Set of tasks »
(1) From the frame stiffness thread, reproduce the passage that begins at the words "recall one of" and stops after "specific forum) ;).".
(2) Can you condense the paragraph of the frame stiffness thread that begins "As far as a real world delivery of power" into two or three sentences, keeping its main facts?
(3) In the frame stiffness thread, where did the fresh paint on the new frame come from?

As far as a real world delivery of power to the rear tire test, try riding a mid 90's Canondale aluminum tri frame on a non-smooth road. Can you keep the rear wheel on the ground? Probably not. I couldn't. It resulted in a large loss of wattage as the rear wheel lifted off the ground & torqued to the right with the turning of the cranks. So, as far as your simple extreme examples for physics tests, there was one. Stiffer isn't always better.

If stiffness is so important to energy transfer, someone please explain why dragsters are built with those noodly, flexing frames.

The team mechanics take over , after the race day, and may put a new bike together
for the rider to be ready for the next day's sign in.

so there may be a few frames consumed in a grand tour, before it's over .
but the rider still has a bike that works, every morning.

recall one of Eddy's sponsored riders won both green Points and yellow for the stage win,
and next morning he started on a new bike frame ,
green from one side , yellow from another.

fresh paint from the Merckx factory in Belgium..

Bacciagalupe -- thanks for an informative, balanced post! You had me worried for a moment, I had to double-check that I was in BikeForums (at least THIS specific forum) ;).

Records supplied »
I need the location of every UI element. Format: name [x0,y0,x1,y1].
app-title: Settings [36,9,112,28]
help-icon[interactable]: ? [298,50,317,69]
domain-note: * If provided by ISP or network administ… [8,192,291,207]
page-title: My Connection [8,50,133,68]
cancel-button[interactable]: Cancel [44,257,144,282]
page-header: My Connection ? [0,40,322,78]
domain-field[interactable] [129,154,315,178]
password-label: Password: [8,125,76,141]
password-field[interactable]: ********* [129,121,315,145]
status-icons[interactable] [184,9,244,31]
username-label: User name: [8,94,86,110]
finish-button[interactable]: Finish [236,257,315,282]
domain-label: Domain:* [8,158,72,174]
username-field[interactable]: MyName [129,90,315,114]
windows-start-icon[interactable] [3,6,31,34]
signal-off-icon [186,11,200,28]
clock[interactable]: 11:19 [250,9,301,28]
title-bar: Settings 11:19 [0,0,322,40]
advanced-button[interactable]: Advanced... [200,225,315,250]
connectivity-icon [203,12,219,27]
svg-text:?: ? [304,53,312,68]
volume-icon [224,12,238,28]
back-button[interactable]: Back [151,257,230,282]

Exercise responses »
(1)
recall one of Eddy's sponsored riders won both green Points and yellow for the stage win,
and next morning he started on a new bike frame ,
green from one side , yellow from another.

fresh paint from the Merckx factory in Belgium..

Bacciagalupe -- thanks for an informative, balanced post! You had me worried for a moment, I had to double-check that I was in BikeForums (at least THIS specific forum) ;).

(2) On a non-smooth road, the writer couldn't keep the rear wheel of a mid-90's Canondale aluminum tri frame on the ground. The wheel lifted and torqued to the right as the cranks turned, causing a large loss of wattage. This is offered as a real-world extreme example showing that stiffer isn't always better.

(3) The Merckx factory in Belgium.